> **WHAT IS EXPECTED**
Reproduce, without any change, the lines of the material from its start through the line containing "staticText: SPEED xyxy=(17,39,66,58)", including that line.

Lines of data:
☆ ☆ ☆ ☆ ☆ ☆ ☆
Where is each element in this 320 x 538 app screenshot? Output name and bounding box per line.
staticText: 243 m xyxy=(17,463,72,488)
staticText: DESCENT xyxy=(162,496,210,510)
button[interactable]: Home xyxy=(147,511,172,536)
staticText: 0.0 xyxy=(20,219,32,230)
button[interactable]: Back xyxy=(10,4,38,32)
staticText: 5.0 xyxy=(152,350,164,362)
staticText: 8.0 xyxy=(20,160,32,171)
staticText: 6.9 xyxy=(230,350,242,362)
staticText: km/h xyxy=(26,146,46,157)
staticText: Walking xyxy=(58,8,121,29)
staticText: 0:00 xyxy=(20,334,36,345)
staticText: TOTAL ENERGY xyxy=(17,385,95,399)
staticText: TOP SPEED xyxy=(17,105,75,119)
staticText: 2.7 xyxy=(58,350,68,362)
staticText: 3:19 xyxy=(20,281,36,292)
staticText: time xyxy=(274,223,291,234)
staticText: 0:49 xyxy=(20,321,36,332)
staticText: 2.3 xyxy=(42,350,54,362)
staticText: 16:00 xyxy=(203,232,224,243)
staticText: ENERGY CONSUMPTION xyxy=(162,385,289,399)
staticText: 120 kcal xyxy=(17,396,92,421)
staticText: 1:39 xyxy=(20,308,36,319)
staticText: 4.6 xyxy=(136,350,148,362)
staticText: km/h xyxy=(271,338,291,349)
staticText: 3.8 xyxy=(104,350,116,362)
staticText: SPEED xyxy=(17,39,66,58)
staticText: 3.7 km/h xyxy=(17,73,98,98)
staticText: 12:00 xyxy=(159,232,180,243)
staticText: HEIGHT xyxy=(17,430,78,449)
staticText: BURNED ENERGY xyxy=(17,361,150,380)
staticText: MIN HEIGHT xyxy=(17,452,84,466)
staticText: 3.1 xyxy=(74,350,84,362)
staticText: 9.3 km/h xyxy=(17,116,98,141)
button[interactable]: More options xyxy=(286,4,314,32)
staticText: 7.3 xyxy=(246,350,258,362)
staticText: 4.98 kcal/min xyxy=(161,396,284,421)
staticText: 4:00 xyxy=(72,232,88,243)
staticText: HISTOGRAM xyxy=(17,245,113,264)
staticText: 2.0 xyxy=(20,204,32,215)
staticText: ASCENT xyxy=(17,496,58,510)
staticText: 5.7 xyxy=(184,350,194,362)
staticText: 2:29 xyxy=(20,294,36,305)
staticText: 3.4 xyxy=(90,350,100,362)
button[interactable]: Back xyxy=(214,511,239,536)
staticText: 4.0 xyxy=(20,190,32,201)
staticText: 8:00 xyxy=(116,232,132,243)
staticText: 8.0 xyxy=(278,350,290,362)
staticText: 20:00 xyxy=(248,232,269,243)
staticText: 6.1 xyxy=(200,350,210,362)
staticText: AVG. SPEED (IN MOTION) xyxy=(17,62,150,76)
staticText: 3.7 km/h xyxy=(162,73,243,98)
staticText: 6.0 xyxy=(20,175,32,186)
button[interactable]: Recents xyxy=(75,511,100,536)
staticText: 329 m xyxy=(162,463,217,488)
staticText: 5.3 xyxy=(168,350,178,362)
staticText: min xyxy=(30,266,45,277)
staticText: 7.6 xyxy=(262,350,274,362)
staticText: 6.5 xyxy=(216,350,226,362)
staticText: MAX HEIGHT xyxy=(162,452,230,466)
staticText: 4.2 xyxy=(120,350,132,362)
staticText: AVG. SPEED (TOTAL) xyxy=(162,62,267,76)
☆ ☆ ☆ ☆ ☆ ☆ ☆
> **RESPONSE FOR THIS EXERCISE**
Where is each element in this 320 x 538 app screenshot? Output name and bounding box per line.
staticText: 243 m xyxy=(17,463,72,488)
staticText: DESCENT xyxy=(162,496,210,510)
button[interactable]: Home xyxy=(147,511,172,536)
staticText: 0.0 xyxy=(20,219,32,230)
button[interactable]: Back xyxy=(10,4,38,32)
staticText: 5.0 xyxy=(152,350,164,362)
staticText: 8.0 xyxy=(20,160,32,171)
staticText: 6.9 xyxy=(230,350,242,362)
staticText: km/h xyxy=(26,146,46,157)
staticText: Walking xyxy=(58,8,121,29)
staticText: 0:00 xyxy=(20,334,36,345)
staticText: TOTAL ENERGY xyxy=(17,385,95,399)
staticText: TOP SPEED xyxy=(17,105,75,119)
staticText: 2.7 xyxy=(58,350,68,362)
staticText: 3:19 xyxy=(20,281,36,292)
staticText: time xyxy=(274,223,291,234)
staticText: 0:49 xyxy=(20,321,36,332)
staticText: 2.3 xyxy=(42,350,54,362)
staticText: 16:00 xyxy=(203,232,224,243)
staticText: ENERGY CONSUMPTION xyxy=(162,385,289,399)
staticText: 120 kcal xyxy=(17,396,92,421)
staticText: 1:39 xyxy=(20,308,36,319)
staticText: 4.6 xyxy=(136,350,148,362)
staticText: km/h xyxy=(271,338,291,349)
staticText: 3.8 xyxy=(104,350,116,362)
staticText: SPEED xyxy=(17,39,66,58)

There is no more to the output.